**TASK DIRECTIONS**.
Swap "HOME" for "START" in the stretch from the line containing "stat-bar-row: Support 78%" through the line containing "post-card-footer: July 19, 2014", and give those lines again with nothing else changed.

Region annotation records
○ ○ ○

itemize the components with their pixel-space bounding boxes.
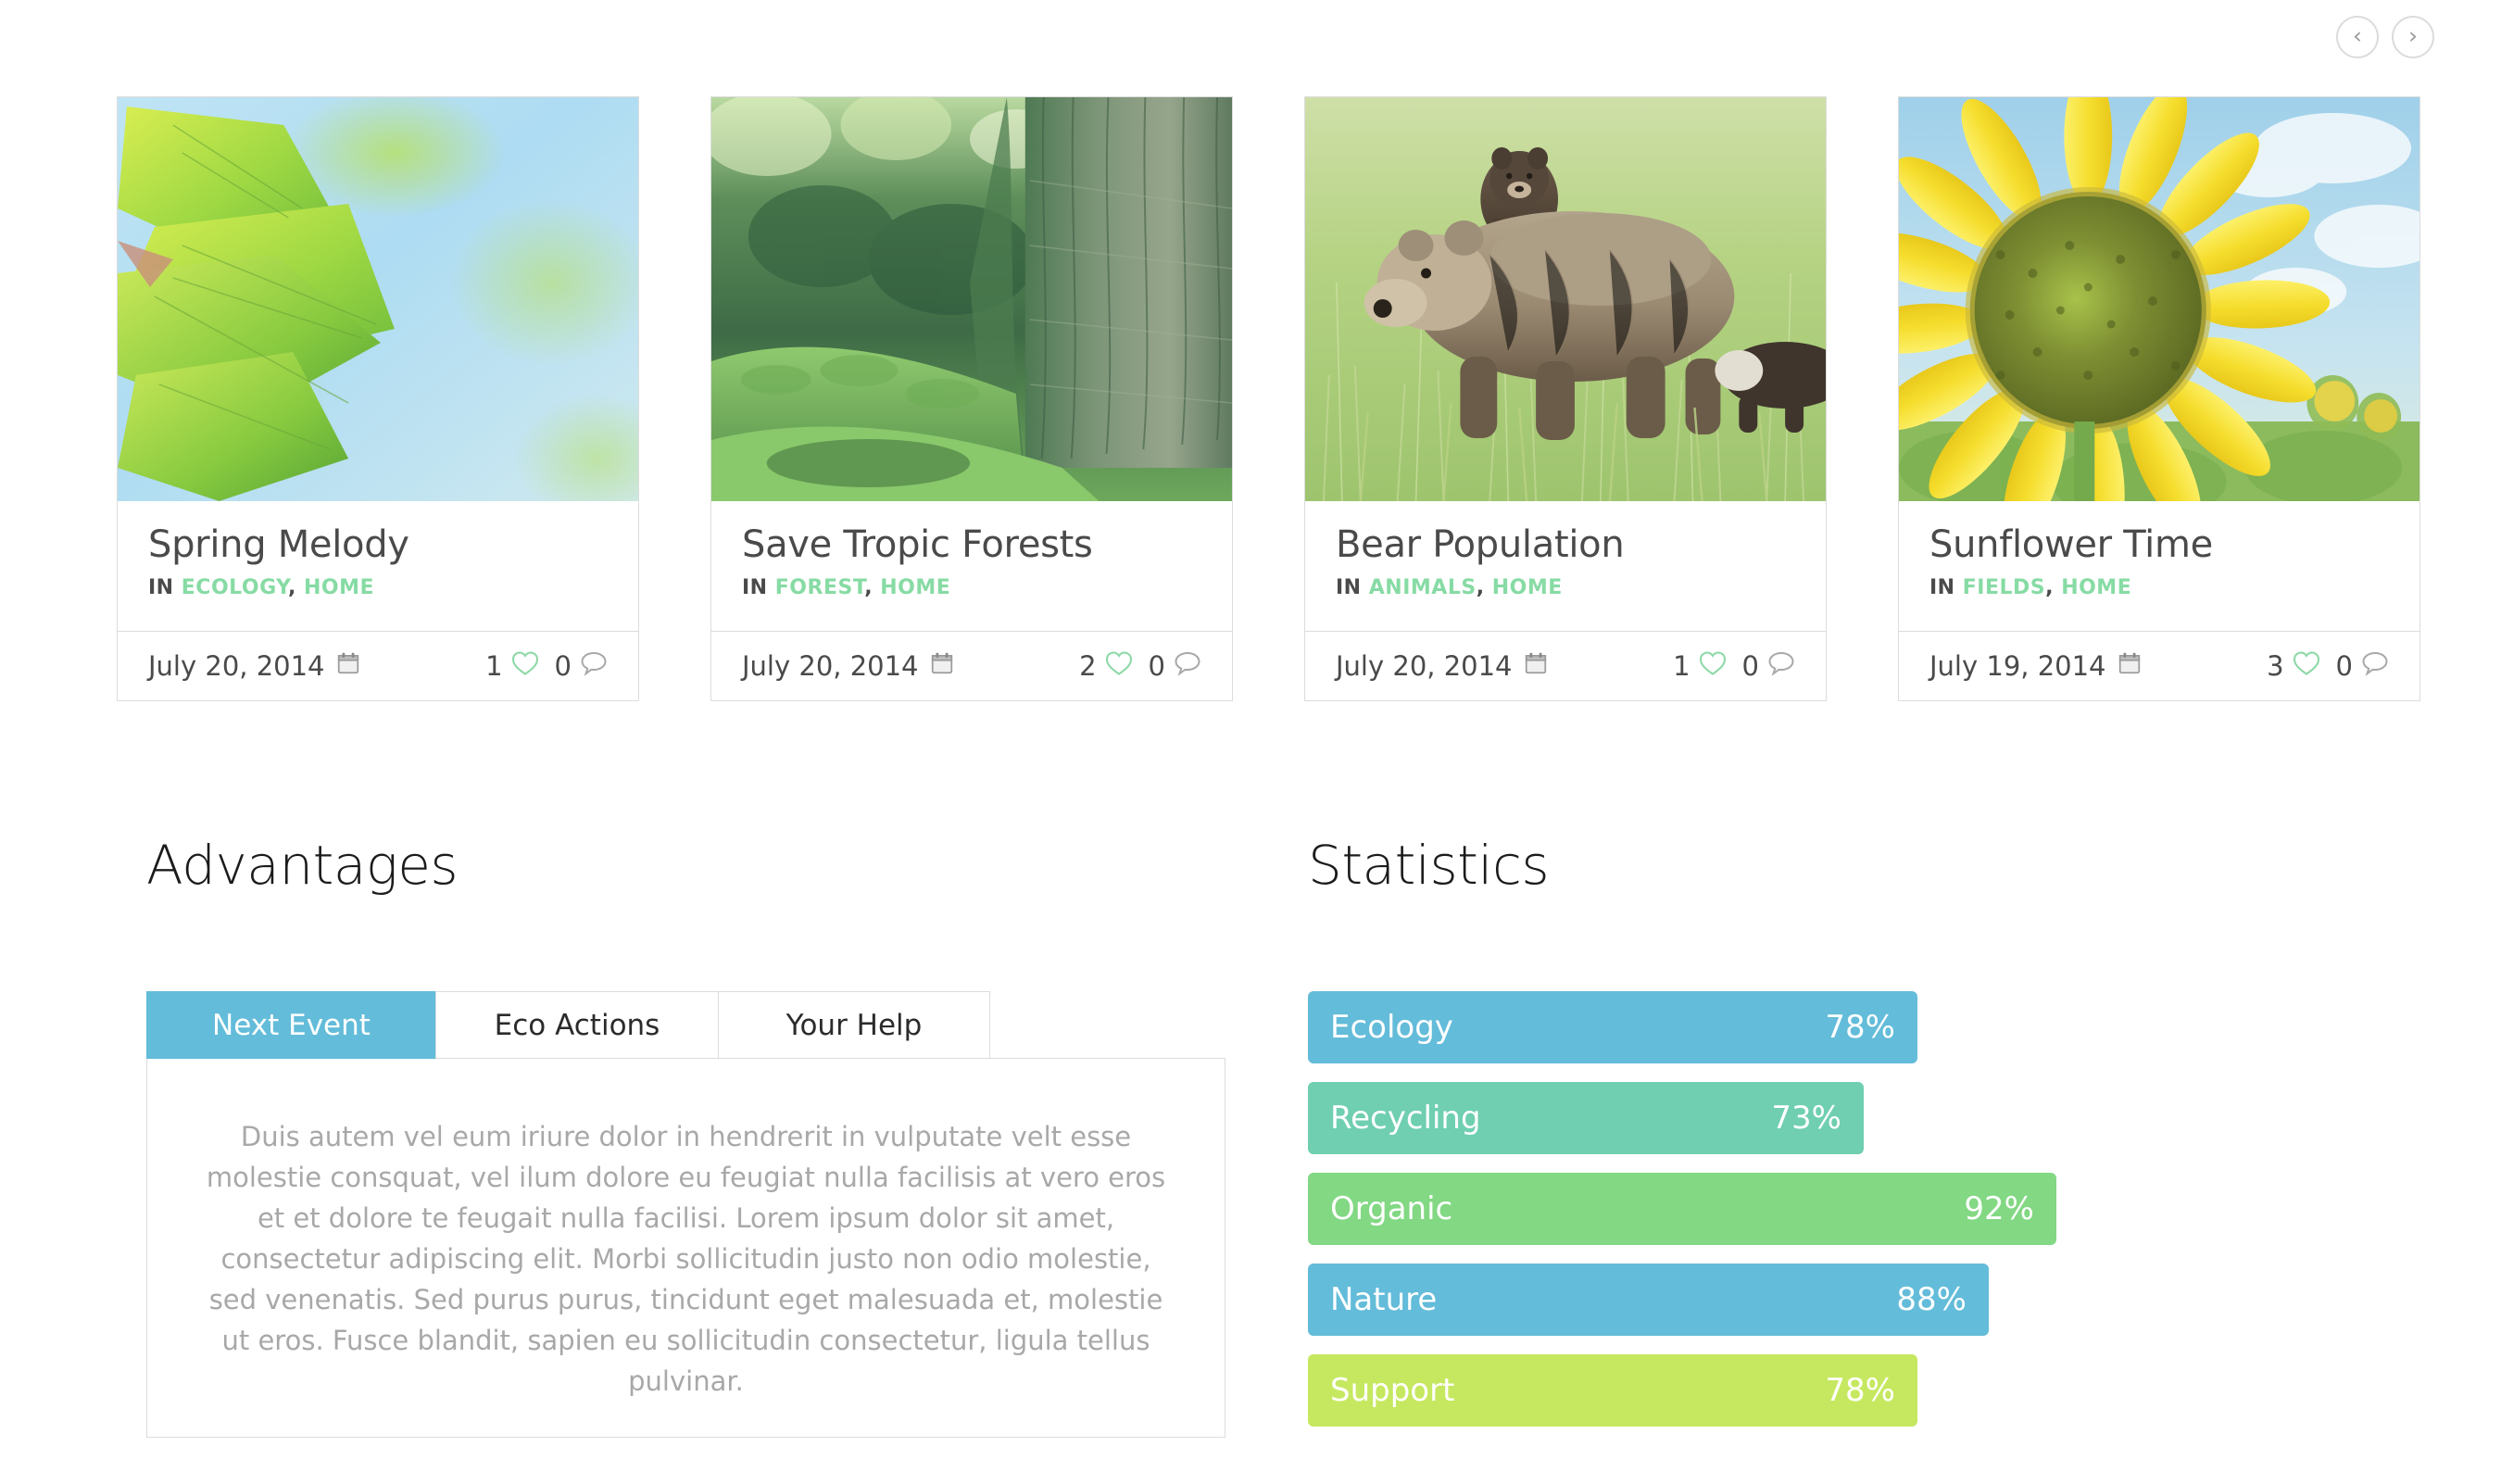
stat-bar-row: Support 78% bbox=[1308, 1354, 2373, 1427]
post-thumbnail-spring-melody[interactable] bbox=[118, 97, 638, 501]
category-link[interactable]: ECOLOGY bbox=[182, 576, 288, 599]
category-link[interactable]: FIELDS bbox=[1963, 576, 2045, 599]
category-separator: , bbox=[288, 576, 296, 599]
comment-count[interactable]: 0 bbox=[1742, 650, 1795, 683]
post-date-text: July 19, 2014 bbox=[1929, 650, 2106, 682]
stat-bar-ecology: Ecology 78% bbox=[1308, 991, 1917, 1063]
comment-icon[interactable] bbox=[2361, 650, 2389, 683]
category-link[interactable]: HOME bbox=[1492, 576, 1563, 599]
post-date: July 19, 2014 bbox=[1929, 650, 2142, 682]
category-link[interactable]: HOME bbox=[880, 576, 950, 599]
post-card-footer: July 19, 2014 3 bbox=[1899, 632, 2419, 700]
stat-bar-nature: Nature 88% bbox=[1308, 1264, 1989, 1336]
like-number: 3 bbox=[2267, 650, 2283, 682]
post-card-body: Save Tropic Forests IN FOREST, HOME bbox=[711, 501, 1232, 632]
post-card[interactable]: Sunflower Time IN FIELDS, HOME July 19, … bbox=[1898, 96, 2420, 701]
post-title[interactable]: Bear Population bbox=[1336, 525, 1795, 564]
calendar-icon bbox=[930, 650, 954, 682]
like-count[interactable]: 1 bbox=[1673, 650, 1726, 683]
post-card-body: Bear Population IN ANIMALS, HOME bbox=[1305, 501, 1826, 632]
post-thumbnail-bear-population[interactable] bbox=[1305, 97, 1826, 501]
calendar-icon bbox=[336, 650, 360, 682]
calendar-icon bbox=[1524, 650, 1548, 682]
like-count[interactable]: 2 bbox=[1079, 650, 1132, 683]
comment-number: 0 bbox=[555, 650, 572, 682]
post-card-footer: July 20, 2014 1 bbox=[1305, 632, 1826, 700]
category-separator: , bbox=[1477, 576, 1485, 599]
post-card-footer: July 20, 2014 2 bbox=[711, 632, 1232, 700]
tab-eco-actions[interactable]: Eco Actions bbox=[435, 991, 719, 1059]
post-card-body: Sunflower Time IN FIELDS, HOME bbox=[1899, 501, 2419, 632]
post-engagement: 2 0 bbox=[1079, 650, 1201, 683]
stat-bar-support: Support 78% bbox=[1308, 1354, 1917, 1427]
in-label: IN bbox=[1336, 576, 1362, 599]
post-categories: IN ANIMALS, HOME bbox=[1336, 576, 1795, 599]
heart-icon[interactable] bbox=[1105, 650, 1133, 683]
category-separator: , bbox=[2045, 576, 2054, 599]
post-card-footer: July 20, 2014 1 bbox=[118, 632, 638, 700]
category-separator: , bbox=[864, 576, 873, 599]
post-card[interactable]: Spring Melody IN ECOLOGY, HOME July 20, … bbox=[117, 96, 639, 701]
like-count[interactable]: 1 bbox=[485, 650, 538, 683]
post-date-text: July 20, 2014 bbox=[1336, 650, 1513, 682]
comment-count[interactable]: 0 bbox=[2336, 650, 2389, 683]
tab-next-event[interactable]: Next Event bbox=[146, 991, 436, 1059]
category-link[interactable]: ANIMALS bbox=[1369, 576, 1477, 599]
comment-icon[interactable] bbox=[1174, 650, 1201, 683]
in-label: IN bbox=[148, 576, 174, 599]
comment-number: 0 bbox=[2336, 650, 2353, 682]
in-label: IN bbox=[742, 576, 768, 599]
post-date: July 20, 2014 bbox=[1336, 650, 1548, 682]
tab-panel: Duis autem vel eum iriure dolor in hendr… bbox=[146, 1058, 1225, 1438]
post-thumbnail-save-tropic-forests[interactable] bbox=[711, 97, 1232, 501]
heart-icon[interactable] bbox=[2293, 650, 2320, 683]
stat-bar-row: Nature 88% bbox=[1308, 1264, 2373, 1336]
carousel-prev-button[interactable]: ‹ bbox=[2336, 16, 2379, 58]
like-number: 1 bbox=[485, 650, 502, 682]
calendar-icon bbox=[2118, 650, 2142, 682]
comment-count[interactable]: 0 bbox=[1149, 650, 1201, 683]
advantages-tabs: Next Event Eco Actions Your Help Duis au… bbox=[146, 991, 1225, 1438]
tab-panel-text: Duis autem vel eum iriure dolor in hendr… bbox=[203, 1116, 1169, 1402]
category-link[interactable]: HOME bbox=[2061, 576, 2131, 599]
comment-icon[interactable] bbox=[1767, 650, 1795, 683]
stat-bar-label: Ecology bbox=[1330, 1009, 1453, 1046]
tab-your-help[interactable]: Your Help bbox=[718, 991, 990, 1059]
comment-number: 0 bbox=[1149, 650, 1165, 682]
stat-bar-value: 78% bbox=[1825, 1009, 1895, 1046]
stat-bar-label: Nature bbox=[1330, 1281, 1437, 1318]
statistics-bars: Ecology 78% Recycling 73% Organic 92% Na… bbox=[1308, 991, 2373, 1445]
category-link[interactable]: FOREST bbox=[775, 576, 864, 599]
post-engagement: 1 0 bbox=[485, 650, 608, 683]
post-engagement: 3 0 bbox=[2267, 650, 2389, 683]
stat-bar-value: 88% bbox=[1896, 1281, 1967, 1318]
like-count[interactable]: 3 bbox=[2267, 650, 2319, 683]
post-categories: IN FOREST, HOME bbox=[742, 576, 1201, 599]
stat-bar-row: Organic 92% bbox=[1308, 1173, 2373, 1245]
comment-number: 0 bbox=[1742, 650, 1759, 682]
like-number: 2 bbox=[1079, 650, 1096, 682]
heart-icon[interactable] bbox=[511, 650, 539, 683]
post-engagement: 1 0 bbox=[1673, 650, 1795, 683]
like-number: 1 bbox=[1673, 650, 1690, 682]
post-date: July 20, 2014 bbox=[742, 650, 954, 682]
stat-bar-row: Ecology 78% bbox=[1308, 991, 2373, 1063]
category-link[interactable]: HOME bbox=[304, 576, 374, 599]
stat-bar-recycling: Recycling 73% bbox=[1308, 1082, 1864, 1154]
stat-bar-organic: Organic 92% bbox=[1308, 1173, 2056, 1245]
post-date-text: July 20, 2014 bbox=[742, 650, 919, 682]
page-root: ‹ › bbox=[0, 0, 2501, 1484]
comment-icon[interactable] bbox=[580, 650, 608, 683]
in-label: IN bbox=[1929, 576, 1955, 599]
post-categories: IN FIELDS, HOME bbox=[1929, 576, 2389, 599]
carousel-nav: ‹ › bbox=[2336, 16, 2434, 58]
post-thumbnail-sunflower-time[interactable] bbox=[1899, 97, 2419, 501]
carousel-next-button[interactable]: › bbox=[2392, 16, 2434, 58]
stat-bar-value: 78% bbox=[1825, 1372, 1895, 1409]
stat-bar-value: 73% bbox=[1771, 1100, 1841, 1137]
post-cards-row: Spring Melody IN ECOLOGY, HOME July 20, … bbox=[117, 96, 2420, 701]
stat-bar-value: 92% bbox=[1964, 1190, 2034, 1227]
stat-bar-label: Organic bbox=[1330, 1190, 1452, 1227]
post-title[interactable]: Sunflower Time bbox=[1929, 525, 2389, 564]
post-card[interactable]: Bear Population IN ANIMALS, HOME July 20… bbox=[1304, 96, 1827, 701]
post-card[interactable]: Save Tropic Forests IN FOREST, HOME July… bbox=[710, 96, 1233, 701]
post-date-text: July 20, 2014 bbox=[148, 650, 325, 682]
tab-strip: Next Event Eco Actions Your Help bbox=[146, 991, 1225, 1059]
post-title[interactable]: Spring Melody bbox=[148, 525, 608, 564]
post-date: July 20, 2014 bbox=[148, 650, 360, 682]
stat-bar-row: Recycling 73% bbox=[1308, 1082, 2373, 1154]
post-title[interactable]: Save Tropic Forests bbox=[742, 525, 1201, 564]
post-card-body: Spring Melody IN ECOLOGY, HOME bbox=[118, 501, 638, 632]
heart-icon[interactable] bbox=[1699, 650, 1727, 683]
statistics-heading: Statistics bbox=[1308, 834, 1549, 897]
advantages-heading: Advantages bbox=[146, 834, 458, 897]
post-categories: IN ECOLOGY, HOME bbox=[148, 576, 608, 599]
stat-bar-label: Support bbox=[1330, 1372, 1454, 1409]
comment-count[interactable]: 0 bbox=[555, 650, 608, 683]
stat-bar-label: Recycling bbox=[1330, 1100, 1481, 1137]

○ ○ ○

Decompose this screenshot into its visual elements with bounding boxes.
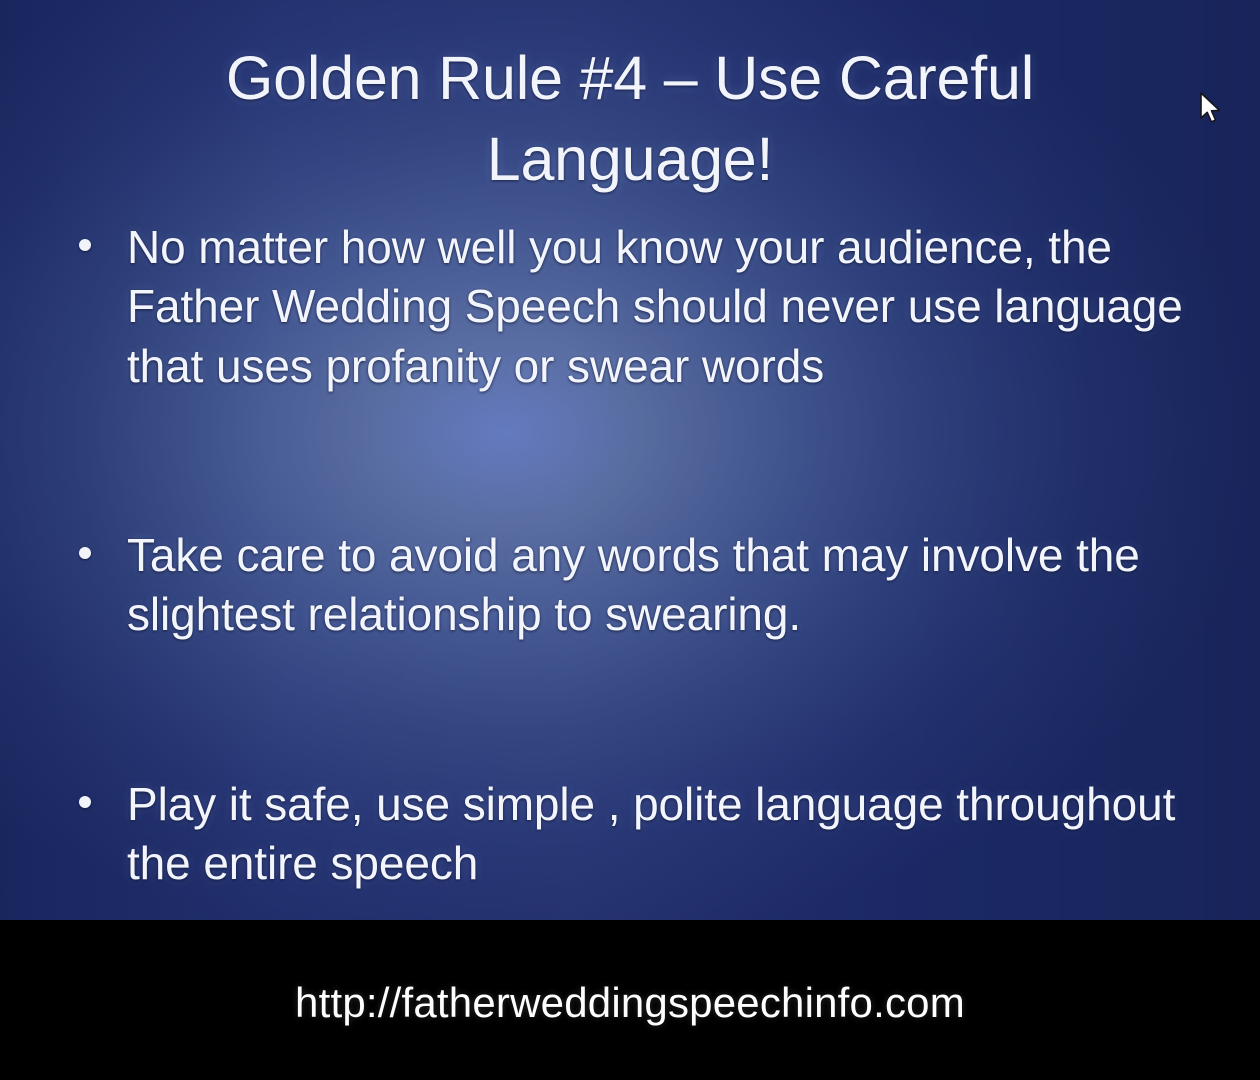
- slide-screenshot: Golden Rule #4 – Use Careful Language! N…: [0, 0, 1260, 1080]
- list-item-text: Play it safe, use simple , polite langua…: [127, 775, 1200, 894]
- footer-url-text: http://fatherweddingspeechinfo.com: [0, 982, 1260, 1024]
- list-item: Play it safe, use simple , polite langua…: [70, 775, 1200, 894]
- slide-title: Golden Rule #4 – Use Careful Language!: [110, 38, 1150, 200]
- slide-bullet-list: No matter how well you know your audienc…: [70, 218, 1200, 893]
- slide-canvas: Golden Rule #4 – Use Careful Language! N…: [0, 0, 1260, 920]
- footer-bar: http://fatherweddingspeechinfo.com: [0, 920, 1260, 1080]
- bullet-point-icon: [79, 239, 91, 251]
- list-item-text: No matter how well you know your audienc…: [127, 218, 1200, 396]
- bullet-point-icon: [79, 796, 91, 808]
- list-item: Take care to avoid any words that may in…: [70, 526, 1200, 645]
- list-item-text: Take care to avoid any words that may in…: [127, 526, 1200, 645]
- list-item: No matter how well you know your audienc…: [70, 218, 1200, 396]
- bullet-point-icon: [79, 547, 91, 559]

○ ○ ○

**SOLUTION TO THIS PROBLEM**.
stat-bar-row: Support 78% bbox=[1308, 1354, 2373, 1427]
post-thumbnail-spring-melody[interactable] bbox=[118, 97, 638, 501]
category-link[interactable]: ECOLOGY bbox=[182, 576, 288, 599]
category-link[interactable]: FIELDS bbox=[1963, 576, 2045, 599]
category-separator: , bbox=[288, 576, 296, 599]
comment-count[interactable]: 0 bbox=[1742, 650, 1795, 683]
post-date-text: July 19, 2014 bbox=[1929, 650, 2106, 682]
stat-bar-ecology: Ecology 78% bbox=[1308, 991, 1917, 1063]
comment-icon[interactable] bbox=[2361, 650, 2389, 683]
category-link[interactable]: START bbox=[1492, 576, 1563, 599]
post-date: July 19, 2014 bbox=[1929, 650, 2142, 682]
category-link[interactable]: START bbox=[880, 576, 950, 599]
post-card-footer: July 19, 2014 3 bbox=[1899, 632, 2419, 700]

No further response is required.